> **Directions for this task**
Below are the records; pull every line that includes "from".

◆ ◆ ◆

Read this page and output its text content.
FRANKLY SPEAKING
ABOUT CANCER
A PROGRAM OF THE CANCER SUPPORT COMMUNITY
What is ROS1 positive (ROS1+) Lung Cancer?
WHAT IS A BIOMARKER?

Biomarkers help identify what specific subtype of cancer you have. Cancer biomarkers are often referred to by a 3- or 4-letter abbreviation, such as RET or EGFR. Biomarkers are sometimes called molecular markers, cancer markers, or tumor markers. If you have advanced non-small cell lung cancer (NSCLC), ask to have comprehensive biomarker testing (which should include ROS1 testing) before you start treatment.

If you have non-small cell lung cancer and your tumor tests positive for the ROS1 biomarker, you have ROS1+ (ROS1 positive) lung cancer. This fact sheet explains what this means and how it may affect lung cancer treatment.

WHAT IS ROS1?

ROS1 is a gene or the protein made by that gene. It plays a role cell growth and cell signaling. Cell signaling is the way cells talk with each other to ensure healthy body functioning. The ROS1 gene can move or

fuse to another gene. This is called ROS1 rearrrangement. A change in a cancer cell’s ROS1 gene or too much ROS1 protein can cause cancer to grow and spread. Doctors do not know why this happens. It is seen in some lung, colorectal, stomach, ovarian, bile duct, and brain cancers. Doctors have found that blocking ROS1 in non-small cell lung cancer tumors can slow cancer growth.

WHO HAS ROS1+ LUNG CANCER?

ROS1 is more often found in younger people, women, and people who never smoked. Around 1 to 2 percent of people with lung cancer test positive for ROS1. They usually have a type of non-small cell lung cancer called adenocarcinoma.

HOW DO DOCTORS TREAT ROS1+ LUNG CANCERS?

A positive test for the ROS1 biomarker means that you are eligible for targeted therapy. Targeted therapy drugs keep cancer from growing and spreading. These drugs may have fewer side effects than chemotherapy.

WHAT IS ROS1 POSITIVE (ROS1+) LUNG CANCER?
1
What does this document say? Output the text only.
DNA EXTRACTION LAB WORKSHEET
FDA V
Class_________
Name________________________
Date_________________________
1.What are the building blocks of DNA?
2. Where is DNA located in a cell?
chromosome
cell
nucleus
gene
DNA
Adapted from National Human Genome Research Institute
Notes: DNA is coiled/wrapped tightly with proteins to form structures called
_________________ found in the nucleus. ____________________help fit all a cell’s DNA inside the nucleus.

◆ ◆ ◆

> **Result below**
A positive test for the ROS1 biomarker means that you are eligible for targeted therapy. Targeted therapy drugs keep cancer from growing and spreading. These drugs may have fewer side effects than chemotherapy.
Adapted from National Human Genome Research Institute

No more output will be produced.